### Directive
Set the listing down again exactly, please, apart from its pictures.

### Record set
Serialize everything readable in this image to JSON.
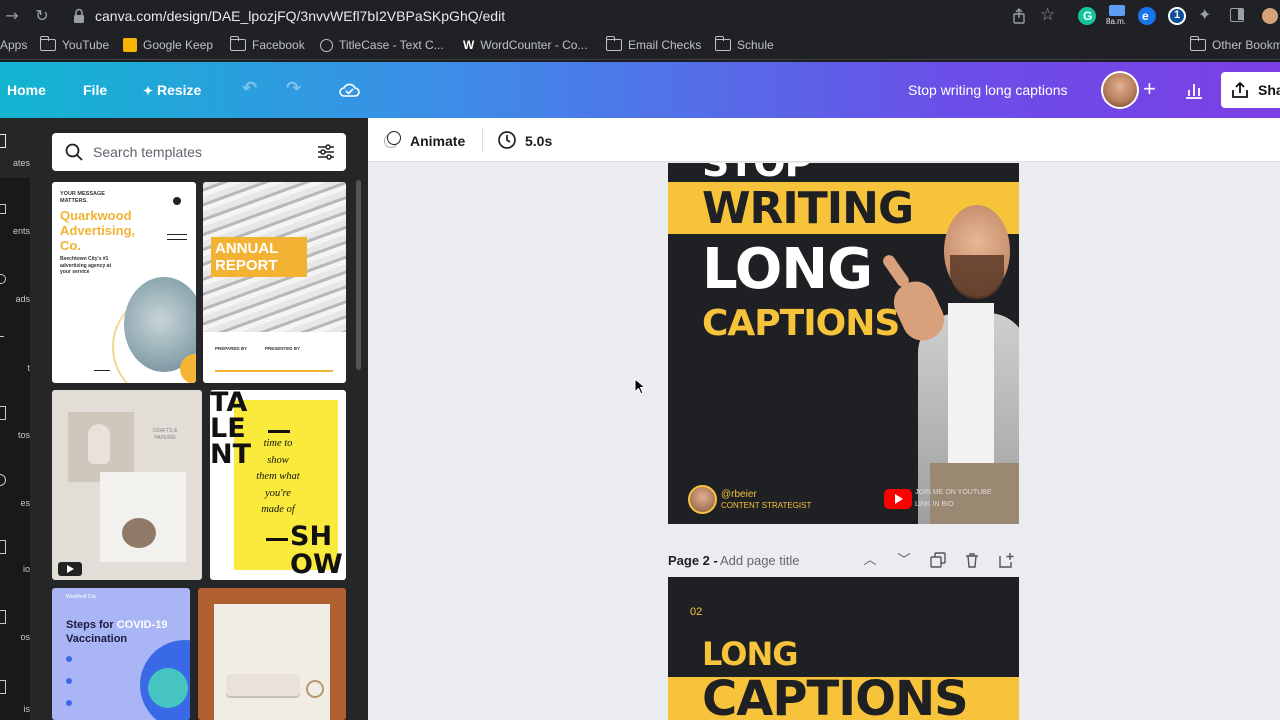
{
  "browser": {
    "url": "canva.com/design/DAE_lpozjFQ/3nvvWEfl7bI2VBPaSKpGhQ/edit",
    "ext_badge": "8a.m."
  },
  "bookmarks": {
    "apps": "Apps",
    "items": [
      "YouTube",
      "Google Keep",
      "Facebook",
      "TitleCase - Text C...",
      "WordCounter - Co...",
      "Email Checks",
      "Schule"
    ],
    "other": "Other Bookm"
  },
  "canva": {
    "home": "Home",
    "file": "File",
    "resize": "Resize",
    "design_title": "Stop writing long captions",
    "share": "Sha"
  },
  "rail": {
    "labels": [
      "ates",
      "ents",
      "ads",
      "t",
      "tos",
      "es",
      "io",
      "os",
      "is"
    ]
  },
  "panel": {
    "search_placeholder": "Search templates",
    "t1": {
      "kicker": "YOUR MESSAGE MATTERS.",
      "title": "Quarkwood Advertising, Co.",
      "sub": "Beechtown City's #1 advertising agency at your service"
    },
    "t2": {
      "title": "ANNUAL REPORT",
      "prepared": "PREPARED BY",
      "presented": "PRESENTED BY"
    },
    "t3": {
      "brand": "CRAFTS & PAPERIE"
    },
    "t4": {
      "talent": "TA LE NT",
      "body": "time to show them what you're made of",
      "show": "SH OW"
    },
    "t5": {
      "kicker": "Westfield City",
      "title_a": "Steps for ",
      "title_b": "COVID-19",
      "title_c": "Vaccination"
    }
  },
  "toolbar": {
    "animate": "Animate",
    "duration": "5.0s"
  },
  "page1": {
    "line0": "STOP",
    "line1": "WRITING",
    "line2": "LONG",
    "line3": "CAPTIONS",
    "handle": "@rbeier",
    "role": "CONTENT STRATEGIST",
    "yt1": "JOIN ME ON YOUTUBE",
    "yt2": "LINK IN BIO"
  },
  "page2_bar": {
    "label": "Page 2 - ",
    "title_placeholder": "Add page title"
  },
  "page2": {
    "num": "02",
    "line1": "LONG",
    "line2": "CAPTIONS"
  },
  "colors": {
    "accent_yellow": "#f7c33a",
    "dark_bg": "#1f2023",
    "canva_gradient_start": "#12b5d0",
    "canva_gradient_end": "#7b3fe4"
  }
}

### Solution to this exercise
Serialize everything readable in this image to JSON.
{
  "browser": {
    "url": "canva.com/design/DAE_lpozjFQ/3nvvWEfl7bI2VBPaSKpGhQ/edit",
    "ext_badge": "8a.m."
  },
  "bookmarks": {
    "apps": "Apps",
    "items": [
      "YouTube",
      "Google Keep",
      "Facebook",
      "TitleCase - Text C...",
      "WordCounter - Co...",
      "Email Checks",
      "Schule"
    ],
    "other": "Other Bookm"
  },
  "canva": {
    "home": "Home",
    "file": "File",
    "resize": "Resize",
    "design_title": "Stop writing long captions",
    "share": "Sha"
  },
  "rail": {
    "labels": [
      "ates",
      "ents",
      "ads",
      "t",
      "tos",
      "es",
      "io",
      "os",
      "is"
    ]
  },
  "panel": {
    "search_placeholder": "Search templates",
    "t1": {
      "kicker": "YOUR MESSAGE MATTERS.",
      "title": "Quarkwood Advertising, Co.",
      "sub": "Beechtown City's #1 advertising agency at your service"
    },
    "t2": {
      "title": "ANNUAL REPORT",
      "prepared": "PREPARED BY",
      "presented": "PRESENTED BY"
    },
    "t3": {
      "brand": "CRAFTS & PAPERIE"
    },
    "t4": {
      "talent": "TA LE NT",
      "body": "time to show them what you're made of",
      "show": "SH OW"
    },
    "t5": {
      "kicker": "Westfield City",
      "title_a": "Steps for ",
      "title_b": "COVID-19",
      "title_c": "Vaccination"
    }
  },
  "toolbar": {
    "animate": "Animate",
    "duration": "5.0s"
  },
  "page1": {
    "line0": "STOP",
    "line1": "WRITING",
    "line2": "LONG",
    "line3": "CAPTIONS",
    "handle": "@rbeier",
    "role": "CONTENT STRATEGIST",
    "yt1": "JOIN ME ON YOUTUBE",
    "yt2": "LINK IN BIO"
  },
  "page2_bar": {
    "label": "Page 2 - ",
    "title_placeholder": "Add page title"
  },
  "page2": {
    "num": "02",
    "line1": "LONG",
    "line2": "CAPTIONS"
  },
  "colors": {
    "accent_yellow": "#f7c33a",
    "dark_bg": "#1f2023",
    "canva_gradient_start": "#12b5d0",
    "canva_gradient_end": "#7b3fe4"
  }
}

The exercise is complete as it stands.